>>>
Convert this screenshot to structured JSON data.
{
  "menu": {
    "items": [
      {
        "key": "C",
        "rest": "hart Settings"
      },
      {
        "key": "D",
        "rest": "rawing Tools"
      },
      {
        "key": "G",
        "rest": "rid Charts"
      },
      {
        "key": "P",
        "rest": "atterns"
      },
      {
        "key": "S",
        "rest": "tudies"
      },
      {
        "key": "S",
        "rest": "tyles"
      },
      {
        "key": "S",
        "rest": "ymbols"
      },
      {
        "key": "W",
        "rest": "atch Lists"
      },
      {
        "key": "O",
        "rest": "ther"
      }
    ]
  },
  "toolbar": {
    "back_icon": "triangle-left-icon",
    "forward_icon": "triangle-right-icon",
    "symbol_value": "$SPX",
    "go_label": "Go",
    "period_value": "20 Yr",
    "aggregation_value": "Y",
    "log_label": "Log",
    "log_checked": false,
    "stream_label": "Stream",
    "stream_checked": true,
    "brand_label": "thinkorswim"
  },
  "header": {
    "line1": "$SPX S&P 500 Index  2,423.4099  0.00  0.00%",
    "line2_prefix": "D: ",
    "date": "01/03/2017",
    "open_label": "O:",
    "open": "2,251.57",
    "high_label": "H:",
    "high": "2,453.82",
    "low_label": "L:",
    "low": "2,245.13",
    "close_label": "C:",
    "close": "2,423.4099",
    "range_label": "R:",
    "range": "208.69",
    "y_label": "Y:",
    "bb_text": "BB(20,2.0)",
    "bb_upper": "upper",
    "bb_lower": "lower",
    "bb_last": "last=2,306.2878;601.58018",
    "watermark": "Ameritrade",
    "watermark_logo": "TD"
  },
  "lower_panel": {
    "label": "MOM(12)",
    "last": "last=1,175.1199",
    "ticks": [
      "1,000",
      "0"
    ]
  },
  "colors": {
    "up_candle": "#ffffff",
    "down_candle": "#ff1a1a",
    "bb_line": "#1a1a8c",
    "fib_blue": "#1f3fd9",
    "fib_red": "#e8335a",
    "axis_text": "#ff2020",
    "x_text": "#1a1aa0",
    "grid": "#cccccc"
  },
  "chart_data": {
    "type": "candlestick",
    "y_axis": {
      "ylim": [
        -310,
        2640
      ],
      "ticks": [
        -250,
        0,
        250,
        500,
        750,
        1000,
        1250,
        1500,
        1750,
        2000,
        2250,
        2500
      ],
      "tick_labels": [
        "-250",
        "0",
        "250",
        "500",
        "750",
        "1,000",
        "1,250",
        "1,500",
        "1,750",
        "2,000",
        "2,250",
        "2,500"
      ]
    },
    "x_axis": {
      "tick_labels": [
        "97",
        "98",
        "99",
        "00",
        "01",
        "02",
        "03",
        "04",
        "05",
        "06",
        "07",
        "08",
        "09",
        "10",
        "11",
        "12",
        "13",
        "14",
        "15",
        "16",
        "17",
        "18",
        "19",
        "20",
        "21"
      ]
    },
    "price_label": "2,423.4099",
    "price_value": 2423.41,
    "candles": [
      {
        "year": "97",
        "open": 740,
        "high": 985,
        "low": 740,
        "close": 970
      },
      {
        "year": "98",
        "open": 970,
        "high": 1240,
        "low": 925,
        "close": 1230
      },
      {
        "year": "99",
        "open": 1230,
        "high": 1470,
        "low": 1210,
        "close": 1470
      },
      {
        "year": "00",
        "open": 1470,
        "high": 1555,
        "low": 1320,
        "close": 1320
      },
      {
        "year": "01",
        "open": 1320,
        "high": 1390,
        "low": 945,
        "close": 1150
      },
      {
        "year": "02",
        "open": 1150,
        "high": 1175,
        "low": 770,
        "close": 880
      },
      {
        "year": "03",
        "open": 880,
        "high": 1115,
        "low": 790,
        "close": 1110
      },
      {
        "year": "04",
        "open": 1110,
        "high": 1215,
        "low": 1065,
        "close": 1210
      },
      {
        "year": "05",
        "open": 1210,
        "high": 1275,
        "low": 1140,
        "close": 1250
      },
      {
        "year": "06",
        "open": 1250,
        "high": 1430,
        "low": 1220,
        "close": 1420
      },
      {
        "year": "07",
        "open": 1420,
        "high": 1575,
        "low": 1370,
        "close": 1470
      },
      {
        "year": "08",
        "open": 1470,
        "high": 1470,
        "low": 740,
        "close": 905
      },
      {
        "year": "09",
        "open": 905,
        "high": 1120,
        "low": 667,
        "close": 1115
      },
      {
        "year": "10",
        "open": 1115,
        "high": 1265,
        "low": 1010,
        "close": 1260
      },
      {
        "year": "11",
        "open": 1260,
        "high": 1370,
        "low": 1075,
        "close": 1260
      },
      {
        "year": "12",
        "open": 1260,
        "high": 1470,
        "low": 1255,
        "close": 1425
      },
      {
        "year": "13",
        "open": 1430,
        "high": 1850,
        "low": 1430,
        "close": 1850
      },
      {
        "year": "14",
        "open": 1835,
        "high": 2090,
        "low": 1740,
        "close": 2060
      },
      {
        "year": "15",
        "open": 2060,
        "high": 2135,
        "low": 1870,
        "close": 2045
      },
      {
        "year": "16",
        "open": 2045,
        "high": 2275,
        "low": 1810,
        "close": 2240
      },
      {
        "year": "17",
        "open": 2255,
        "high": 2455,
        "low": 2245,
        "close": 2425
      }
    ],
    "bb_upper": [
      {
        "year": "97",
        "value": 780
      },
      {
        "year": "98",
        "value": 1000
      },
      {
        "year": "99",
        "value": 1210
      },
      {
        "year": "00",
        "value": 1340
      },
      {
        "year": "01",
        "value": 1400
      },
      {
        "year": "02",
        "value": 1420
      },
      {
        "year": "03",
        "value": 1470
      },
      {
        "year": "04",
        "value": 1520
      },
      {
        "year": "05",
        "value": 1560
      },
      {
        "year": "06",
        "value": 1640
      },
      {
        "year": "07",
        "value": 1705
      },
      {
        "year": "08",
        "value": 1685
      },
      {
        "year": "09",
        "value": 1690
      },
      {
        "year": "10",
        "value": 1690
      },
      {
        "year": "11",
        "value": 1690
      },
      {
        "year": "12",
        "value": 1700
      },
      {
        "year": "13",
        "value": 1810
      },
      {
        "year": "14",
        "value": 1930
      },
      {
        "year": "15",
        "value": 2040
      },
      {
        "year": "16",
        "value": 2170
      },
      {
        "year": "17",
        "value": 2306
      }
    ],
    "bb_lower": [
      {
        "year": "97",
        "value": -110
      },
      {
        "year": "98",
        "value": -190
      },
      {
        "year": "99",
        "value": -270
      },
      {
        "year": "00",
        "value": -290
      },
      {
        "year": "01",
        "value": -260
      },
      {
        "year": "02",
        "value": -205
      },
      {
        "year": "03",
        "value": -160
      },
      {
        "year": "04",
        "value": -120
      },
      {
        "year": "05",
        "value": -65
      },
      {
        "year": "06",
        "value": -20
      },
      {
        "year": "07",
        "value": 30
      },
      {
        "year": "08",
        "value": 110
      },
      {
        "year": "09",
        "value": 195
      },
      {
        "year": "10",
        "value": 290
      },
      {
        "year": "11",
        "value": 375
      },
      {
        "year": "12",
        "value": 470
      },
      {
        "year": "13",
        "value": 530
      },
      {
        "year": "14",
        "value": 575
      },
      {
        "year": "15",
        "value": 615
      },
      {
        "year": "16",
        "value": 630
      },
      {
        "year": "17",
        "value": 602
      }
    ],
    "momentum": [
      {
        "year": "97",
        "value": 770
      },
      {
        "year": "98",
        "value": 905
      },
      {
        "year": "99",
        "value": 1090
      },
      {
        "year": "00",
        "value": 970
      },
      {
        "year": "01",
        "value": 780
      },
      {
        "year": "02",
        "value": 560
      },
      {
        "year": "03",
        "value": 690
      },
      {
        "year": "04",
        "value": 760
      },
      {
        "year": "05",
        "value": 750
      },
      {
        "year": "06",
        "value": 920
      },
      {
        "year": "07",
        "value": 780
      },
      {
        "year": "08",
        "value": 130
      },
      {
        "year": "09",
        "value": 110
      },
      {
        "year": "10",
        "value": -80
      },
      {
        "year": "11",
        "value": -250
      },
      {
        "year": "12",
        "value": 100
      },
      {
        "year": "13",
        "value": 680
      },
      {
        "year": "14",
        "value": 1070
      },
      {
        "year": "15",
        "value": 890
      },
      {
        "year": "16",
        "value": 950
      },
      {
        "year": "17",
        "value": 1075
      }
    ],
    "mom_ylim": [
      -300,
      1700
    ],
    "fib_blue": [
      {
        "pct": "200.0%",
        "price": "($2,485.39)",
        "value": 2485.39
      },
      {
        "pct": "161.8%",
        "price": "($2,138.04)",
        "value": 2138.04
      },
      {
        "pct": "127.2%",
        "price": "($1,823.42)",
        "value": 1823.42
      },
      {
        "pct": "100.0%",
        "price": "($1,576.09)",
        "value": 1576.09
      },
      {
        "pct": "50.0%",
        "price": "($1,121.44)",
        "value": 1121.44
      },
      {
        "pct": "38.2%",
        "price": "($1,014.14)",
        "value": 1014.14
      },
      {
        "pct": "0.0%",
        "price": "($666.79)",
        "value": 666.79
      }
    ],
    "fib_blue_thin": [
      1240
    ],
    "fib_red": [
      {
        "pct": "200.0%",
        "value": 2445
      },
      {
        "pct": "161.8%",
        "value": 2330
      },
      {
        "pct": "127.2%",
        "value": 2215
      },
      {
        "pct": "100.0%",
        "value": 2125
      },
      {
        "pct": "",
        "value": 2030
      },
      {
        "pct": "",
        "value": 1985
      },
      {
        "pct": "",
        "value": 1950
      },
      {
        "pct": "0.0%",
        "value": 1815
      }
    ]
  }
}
<<<
EXERCISE OBJECTIVE — Find the lines holding "triangle" and list every one.

EXERCISE ANSWER —
    "back_icon": "triangle-left-icon",
    "forward_icon": "triangle-right-icon",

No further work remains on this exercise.